Exercise goal ▸
Determine how many lines in the entries below include "Monthly". The reply should be that number and nothing else.
--- Start Data in this exercise ---
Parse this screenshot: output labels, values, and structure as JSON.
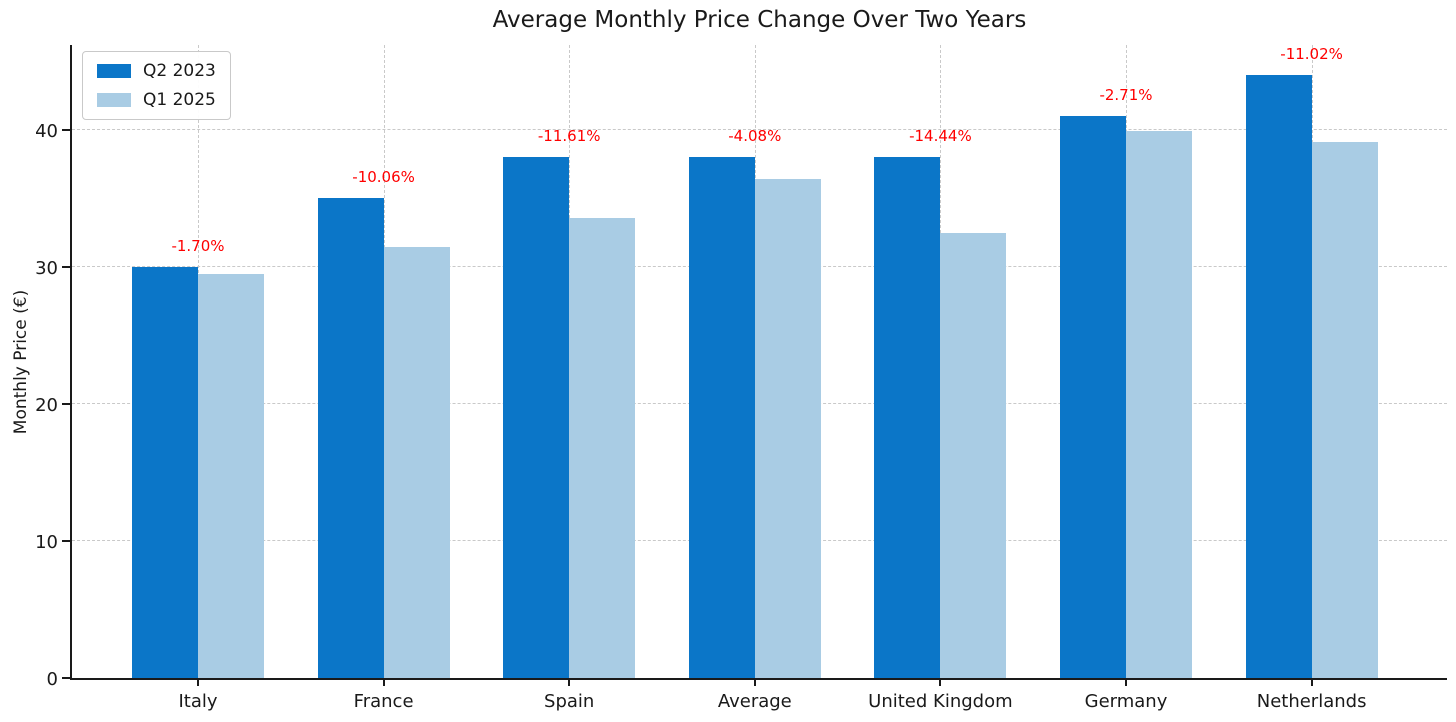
{
  "chart_data": {
    "type": "bar",
    "title": "Average Monthly Price Change Over Two Years",
    "xlabel": "",
    "ylabel": "Monthly Price (€)",
    "categories": [
      "Italy",
      "France",
      "Spain",
      "Average",
      "United Kingdom",
      "Germany",
      "Netherlands"
    ],
    "series": [
      {
        "name": "Q2 2023",
        "color": "#0b76c8",
        "values": [
          30,
          35,
          38,
          38,
          38,
          41,
          44
        ]
      },
      {
        "name": "Q1 2025",
        "color": "#a9cce4",
        "values": [
          29.49,
          31.48,
          33.59,
          36.45,
          32.51,
          39.89,
          39.15
        ]
      }
    ],
    "annotations": {
      "color": "#ff0000",
      "labels": [
        "-1.70%",
        "-10.06%",
        "-11.61%",
        "-4.08%",
        "-14.44%",
        "-2.71%",
        "-11.02%"
      ]
    },
    "yticks": [
      0,
      10,
      20,
      30,
      40
    ],
    "ylim": [
      0,
      46.2
    ],
    "grid": "dashed-horizontal-and-vertical",
    "grid_color": "#c9c9c9",
    "legend_position": "upper-left"
  }
}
--- End Data in this exercise ---
Answer to the problem ▸
2